- [Request]:
Quote every line below exactly and skip any picture.

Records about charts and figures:
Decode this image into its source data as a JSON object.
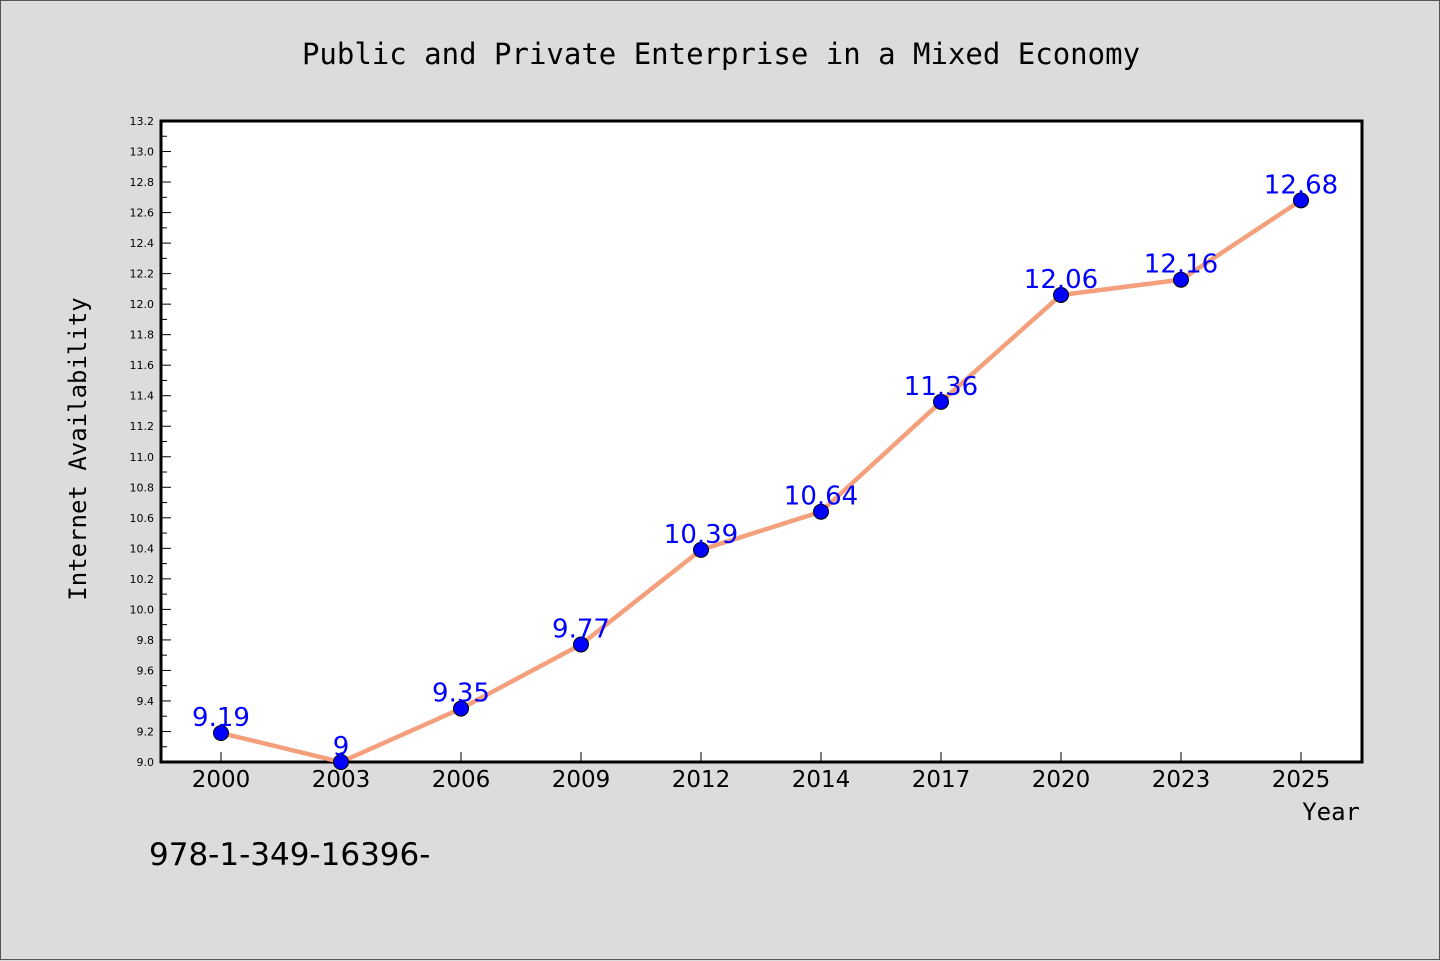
{
  "chart_data": {
    "type": "line",
    "title": "Public and Private Enterprise in a Mixed Economy",
    "xlabel": "Year",
    "ylabel": "Internet Availability",
    "categories": [
      "2000",
      "2003",
      "2006",
      "2009",
      "2012",
      "2014",
      "2017",
      "2020",
      "2023",
      "2025"
    ],
    "values": [
      9.19,
      9.0,
      9.35,
      9.77,
      10.39,
      10.64,
      11.36,
      12.06,
      12.16,
      12.68
    ],
    "data_labels": [
      "9.19",
      "9",
      "9.35",
      "9.77",
      "10.39",
      "10.64",
      "11.36",
      "12.06",
      "12.16",
      "12.68"
    ],
    "ylim": [
      9.0,
      13.2
    ],
    "yticks": [
      "9.0",
      "9.2",
      "9.4",
      "9.6",
      "9.8",
      "10.0",
      "10.2",
      "10.4",
      "10.6",
      "10.8",
      "11.0",
      "11.2",
      "11.4",
      "11.6",
      "11.8",
      "12.0",
      "12.2",
      "12.4",
      "12.6",
      "12.8",
      "13.0",
      "13.2"
    ],
    "grid": false,
    "line_color": "#f4a07c",
    "marker_color": "#0000ff",
    "label_color": "#0000ff"
  },
  "footer_text": "978-1-349-16396-"
}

- [Output below]:
Decode this image into its source data as a JSON object.
{
  "chart_data": {
    "type": "line",
    "title": "Public and Private Enterprise in a Mixed Economy",
    "xlabel": "Year",
    "ylabel": "Internet Availability",
    "categories": [
      "2000",
      "2003",
      "2006",
      "2009",
      "2012",
      "2014",
      "2017",
      "2020",
      "2023",
      "2025"
    ],
    "values": [
      9.19,
      9.0,
      9.35,
      9.77,
      10.39,
      10.64,
      11.36,
      12.06,
      12.16,
      12.68
    ],
    "data_labels": [
      "9.19",
      "9",
      "9.35",
      "9.77",
      "10.39",
      "10.64",
      "11.36",
      "12.06",
      "12.16",
      "12.68"
    ],
    "ylim": [
      9.0,
      13.2
    ],
    "yticks": [
      "9.0",
      "9.2",
      "9.4",
      "9.6",
      "9.8",
      "10.0",
      "10.2",
      "10.4",
      "10.6",
      "10.8",
      "11.0",
      "11.2",
      "11.4",
      "11.6",
      "11.8",
      "12.0",
      "12.2",
      "12.4",
      "12.6",
      "12.8",
      "13.0",
      "13.2"
    ],
    "grid": false,
    "line_color": "#f4a07c",
    "marker_color": "#0000ff",
    "label_color": "#0000ff"
  },
  "footer_text": "978-1-349-16396-"
}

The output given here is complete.